Short exercise: Go through the data below and gather each line containing "fits".

(Extracted data entries)
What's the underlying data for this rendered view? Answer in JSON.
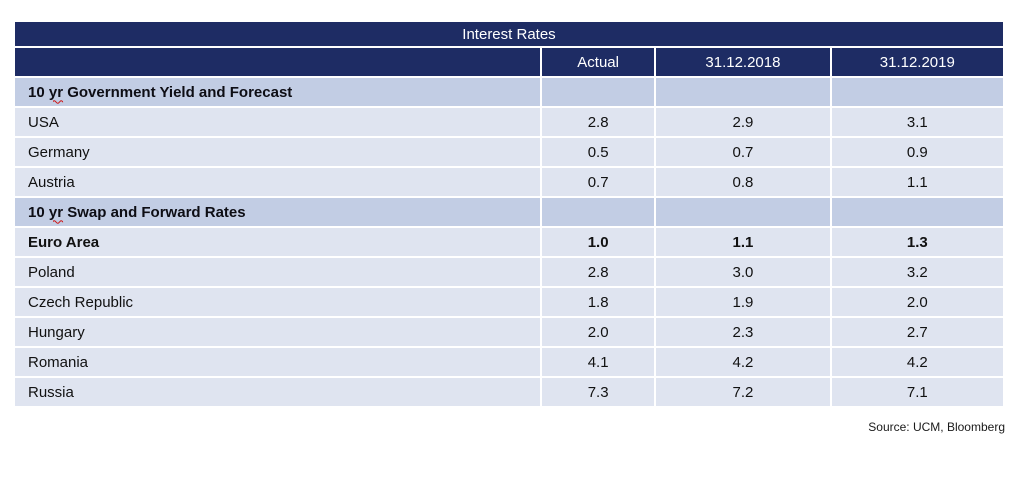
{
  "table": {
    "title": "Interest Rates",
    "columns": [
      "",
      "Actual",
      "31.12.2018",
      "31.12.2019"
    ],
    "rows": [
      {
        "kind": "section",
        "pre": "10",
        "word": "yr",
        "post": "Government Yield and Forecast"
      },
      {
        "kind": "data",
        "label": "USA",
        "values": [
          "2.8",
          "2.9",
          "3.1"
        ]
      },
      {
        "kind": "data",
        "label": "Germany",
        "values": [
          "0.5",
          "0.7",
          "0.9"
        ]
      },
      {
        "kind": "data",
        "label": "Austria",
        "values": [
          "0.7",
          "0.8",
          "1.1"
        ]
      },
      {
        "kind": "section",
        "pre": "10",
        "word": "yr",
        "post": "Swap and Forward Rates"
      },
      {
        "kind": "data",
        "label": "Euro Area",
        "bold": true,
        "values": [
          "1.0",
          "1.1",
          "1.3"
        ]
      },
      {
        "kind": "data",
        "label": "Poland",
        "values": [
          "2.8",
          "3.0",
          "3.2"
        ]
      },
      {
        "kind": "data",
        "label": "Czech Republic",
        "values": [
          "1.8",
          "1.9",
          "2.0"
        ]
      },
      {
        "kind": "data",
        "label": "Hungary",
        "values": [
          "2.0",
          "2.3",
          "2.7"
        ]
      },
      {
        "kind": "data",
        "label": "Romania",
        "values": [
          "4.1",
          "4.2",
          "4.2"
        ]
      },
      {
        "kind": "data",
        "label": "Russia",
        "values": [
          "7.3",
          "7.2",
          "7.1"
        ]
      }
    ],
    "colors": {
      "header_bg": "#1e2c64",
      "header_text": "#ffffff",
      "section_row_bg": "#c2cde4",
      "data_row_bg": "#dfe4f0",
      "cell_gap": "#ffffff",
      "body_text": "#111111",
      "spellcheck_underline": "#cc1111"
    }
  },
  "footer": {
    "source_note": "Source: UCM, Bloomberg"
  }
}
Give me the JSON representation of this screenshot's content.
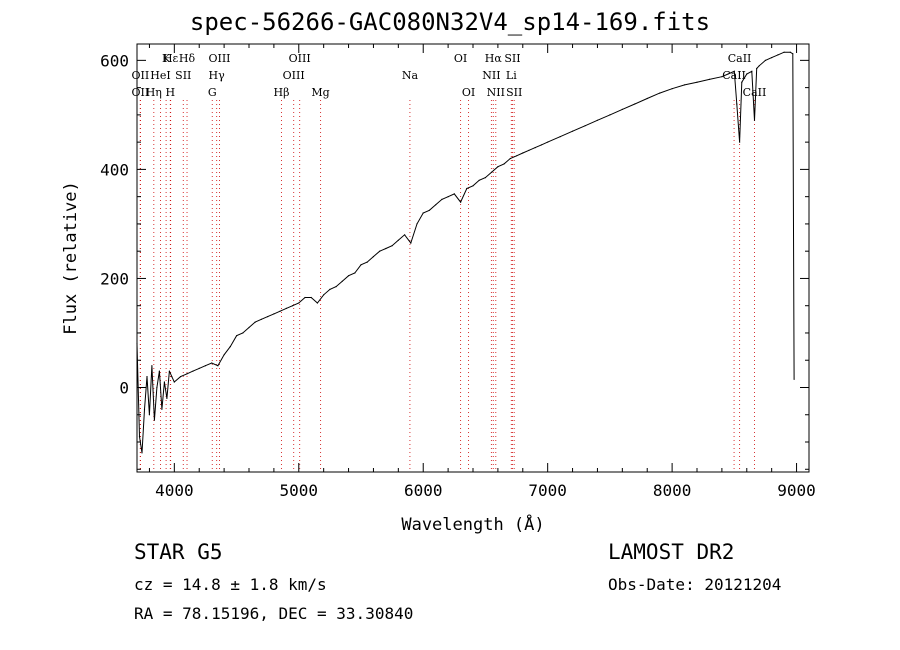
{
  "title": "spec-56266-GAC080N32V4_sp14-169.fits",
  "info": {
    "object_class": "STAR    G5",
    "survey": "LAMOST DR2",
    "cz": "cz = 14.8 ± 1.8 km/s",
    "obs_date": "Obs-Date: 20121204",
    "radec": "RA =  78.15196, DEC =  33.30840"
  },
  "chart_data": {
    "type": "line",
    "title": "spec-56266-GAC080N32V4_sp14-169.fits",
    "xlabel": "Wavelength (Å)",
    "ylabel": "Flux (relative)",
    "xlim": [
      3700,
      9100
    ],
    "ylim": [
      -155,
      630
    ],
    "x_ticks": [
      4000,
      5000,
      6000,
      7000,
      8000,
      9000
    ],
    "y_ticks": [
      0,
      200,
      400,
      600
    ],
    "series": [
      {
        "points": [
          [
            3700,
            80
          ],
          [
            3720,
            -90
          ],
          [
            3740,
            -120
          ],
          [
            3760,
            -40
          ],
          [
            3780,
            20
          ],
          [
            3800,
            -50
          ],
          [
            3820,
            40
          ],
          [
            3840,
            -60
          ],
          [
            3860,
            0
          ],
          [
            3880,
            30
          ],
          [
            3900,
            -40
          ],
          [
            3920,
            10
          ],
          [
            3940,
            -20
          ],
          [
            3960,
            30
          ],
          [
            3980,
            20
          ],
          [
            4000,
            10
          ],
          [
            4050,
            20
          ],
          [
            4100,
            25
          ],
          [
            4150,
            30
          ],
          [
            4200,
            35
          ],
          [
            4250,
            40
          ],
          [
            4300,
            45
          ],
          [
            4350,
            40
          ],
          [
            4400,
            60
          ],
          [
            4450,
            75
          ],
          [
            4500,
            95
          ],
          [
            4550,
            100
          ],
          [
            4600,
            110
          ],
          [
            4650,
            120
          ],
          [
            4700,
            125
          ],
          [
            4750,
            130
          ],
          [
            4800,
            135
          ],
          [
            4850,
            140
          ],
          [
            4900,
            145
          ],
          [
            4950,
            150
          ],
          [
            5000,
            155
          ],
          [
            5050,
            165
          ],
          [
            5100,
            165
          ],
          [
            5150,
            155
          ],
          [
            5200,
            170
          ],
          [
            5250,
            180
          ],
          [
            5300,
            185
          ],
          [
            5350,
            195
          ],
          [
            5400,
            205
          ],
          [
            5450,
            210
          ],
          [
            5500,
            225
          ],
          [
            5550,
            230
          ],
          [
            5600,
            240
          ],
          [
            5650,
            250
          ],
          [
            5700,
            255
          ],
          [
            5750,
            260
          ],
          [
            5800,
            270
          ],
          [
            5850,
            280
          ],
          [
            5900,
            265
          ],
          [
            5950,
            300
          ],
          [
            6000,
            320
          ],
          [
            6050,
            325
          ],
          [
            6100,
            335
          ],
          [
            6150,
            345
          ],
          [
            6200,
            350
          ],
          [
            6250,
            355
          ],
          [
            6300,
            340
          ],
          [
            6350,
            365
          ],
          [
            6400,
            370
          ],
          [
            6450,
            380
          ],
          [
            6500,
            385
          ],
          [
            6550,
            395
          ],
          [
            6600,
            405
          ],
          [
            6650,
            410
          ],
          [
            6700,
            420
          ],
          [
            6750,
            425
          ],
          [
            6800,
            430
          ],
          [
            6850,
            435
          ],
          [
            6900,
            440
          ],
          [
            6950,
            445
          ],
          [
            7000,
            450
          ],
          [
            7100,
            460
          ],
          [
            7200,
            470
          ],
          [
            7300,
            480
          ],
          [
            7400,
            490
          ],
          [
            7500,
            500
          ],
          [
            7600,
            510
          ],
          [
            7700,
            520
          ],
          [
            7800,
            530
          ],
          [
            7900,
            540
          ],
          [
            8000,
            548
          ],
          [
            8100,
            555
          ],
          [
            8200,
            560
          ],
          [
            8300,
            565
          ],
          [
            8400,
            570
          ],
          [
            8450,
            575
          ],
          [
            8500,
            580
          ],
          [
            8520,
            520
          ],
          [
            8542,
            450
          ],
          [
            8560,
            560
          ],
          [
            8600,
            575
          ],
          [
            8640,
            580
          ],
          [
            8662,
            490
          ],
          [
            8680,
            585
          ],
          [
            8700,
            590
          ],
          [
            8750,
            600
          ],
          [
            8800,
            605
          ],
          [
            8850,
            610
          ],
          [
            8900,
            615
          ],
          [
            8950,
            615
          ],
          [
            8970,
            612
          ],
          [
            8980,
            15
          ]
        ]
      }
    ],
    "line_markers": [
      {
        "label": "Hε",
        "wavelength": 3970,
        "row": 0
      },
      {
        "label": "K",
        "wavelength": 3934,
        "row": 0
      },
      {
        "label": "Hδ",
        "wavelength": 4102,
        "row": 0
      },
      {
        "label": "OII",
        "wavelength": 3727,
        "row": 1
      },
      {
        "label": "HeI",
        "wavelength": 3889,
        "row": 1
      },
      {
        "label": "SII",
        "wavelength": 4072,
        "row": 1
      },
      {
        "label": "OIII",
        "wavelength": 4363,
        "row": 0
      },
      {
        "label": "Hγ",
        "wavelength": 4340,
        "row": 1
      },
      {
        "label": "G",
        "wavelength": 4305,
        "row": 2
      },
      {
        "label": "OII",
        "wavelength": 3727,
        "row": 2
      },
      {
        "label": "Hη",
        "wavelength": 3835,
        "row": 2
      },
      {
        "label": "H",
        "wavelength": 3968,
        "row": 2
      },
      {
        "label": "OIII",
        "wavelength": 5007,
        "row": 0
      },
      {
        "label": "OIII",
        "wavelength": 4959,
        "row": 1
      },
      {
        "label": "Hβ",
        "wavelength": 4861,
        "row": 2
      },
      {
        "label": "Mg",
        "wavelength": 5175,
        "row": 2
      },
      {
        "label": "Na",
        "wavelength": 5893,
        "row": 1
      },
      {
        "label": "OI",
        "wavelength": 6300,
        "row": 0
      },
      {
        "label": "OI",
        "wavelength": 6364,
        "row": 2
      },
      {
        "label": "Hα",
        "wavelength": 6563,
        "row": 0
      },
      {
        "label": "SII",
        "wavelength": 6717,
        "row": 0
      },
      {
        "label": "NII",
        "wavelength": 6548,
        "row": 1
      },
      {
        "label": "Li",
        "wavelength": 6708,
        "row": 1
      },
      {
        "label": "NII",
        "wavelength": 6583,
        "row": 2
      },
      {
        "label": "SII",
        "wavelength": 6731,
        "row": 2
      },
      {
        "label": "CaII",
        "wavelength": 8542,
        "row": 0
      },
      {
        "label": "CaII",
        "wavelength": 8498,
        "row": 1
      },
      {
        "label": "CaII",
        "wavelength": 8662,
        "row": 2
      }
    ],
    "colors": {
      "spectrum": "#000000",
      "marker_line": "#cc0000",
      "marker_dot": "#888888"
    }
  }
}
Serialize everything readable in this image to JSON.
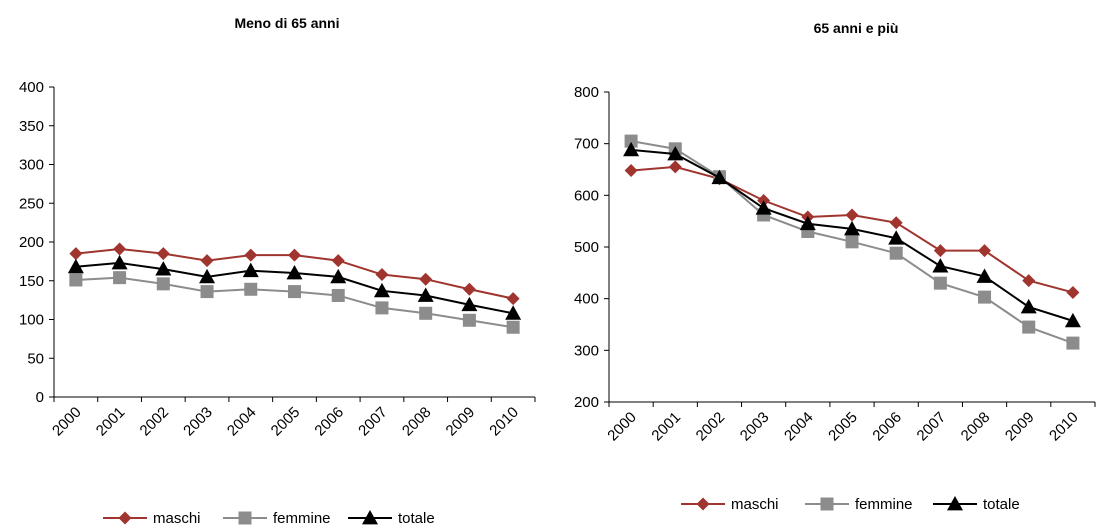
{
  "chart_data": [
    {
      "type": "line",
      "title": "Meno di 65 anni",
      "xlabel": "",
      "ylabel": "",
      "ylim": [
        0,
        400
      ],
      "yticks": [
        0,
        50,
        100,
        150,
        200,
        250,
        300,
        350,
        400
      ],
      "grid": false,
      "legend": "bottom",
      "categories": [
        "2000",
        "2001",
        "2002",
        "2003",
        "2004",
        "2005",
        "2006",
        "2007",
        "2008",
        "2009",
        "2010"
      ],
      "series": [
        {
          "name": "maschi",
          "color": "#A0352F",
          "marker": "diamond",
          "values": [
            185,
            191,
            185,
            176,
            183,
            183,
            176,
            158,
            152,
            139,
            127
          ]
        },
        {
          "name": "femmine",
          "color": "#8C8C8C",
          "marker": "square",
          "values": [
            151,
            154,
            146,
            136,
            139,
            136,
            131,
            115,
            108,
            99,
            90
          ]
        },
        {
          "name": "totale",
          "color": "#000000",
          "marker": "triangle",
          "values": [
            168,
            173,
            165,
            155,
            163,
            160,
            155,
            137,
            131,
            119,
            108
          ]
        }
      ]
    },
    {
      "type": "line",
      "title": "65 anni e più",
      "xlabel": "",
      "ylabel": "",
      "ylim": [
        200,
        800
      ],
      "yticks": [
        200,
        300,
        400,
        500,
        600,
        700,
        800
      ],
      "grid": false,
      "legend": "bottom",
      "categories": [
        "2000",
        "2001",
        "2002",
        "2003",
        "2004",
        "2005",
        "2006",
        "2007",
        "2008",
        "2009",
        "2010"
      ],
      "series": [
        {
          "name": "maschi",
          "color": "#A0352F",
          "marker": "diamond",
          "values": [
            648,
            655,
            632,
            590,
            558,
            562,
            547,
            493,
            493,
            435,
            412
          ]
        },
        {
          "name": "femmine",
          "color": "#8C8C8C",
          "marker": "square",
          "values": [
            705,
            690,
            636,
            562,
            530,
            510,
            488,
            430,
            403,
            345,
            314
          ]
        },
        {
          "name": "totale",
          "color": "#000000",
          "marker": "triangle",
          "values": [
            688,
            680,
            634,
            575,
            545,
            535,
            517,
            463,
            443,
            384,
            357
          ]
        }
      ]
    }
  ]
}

Complete answer:
  "title": "spec-56266-GAC080N32V4_sp14-169.fits",
    "title": "spec-56266-GAC080N32V4_sp14-169.fits",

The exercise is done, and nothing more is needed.